* **RECORDS SHOWN**:

________

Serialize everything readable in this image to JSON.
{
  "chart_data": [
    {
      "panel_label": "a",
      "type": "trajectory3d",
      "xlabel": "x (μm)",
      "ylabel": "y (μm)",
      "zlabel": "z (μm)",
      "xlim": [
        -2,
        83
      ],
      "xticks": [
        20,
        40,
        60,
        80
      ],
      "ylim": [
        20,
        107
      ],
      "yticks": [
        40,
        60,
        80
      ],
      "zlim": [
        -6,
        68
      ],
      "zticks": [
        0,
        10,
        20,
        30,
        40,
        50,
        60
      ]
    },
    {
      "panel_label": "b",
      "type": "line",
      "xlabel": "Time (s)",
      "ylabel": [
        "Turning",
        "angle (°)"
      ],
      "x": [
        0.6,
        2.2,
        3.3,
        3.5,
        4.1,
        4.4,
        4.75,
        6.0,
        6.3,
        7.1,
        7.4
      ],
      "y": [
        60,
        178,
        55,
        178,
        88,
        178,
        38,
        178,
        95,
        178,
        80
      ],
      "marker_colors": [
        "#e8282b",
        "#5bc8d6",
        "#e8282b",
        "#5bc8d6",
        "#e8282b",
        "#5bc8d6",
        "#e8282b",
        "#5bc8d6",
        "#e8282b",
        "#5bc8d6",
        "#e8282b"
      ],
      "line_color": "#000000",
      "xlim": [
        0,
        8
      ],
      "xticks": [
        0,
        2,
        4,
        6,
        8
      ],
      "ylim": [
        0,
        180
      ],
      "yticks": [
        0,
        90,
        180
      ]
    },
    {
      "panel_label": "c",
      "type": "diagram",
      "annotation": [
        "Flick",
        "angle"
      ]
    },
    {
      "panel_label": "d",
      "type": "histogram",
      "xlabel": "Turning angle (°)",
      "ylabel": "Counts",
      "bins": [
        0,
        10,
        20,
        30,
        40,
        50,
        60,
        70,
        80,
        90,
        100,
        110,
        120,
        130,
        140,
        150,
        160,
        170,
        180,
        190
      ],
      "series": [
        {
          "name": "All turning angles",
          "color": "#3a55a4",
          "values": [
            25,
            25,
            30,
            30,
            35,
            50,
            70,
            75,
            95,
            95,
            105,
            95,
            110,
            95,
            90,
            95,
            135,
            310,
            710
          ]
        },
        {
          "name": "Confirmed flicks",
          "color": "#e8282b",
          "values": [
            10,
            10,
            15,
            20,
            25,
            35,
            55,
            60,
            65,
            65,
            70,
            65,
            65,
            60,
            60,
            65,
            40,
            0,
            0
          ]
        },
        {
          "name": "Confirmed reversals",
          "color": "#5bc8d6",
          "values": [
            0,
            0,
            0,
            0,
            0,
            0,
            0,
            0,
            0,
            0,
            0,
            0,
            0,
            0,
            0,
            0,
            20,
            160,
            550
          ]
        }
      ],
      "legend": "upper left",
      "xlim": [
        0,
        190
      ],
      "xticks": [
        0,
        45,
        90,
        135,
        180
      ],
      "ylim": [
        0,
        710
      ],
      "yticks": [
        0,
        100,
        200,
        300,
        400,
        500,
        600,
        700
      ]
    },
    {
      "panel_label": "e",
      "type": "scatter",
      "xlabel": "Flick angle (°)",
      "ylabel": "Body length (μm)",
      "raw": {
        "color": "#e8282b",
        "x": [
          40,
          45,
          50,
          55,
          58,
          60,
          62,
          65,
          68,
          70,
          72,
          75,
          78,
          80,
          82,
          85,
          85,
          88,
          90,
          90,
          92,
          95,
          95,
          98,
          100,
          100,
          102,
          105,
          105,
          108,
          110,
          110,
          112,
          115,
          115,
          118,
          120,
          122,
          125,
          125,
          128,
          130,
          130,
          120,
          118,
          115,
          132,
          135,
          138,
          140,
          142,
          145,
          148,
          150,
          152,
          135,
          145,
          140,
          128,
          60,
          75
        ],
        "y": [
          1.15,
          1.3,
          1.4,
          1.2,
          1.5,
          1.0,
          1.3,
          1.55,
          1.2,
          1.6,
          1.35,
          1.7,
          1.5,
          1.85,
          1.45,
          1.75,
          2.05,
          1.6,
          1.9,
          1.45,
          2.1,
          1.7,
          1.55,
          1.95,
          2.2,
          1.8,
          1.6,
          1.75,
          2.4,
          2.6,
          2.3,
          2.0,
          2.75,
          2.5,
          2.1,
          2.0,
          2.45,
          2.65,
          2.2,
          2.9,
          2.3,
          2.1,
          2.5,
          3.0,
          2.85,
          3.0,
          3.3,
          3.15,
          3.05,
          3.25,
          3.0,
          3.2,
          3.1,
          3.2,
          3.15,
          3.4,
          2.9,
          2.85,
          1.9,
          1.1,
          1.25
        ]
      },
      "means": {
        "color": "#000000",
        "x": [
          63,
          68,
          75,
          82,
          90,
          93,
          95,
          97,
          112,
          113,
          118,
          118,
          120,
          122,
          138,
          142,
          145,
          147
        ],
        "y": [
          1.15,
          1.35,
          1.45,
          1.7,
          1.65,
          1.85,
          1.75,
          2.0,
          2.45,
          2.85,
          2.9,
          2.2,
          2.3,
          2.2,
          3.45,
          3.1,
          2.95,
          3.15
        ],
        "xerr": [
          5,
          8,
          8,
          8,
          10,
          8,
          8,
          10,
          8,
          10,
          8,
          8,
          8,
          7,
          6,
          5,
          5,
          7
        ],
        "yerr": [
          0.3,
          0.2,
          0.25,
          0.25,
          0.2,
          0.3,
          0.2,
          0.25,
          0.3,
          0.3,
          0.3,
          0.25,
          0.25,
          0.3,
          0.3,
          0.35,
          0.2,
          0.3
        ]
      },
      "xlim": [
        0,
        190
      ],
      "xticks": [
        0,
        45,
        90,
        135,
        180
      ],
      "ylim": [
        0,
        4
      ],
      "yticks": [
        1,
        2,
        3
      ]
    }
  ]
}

________

* **TASK INSTRUCTIONS**: Count the lines above that contain the word "Confirmed", and give only that number.

* **RESPONSE FOR THIS EXERCISE**: 2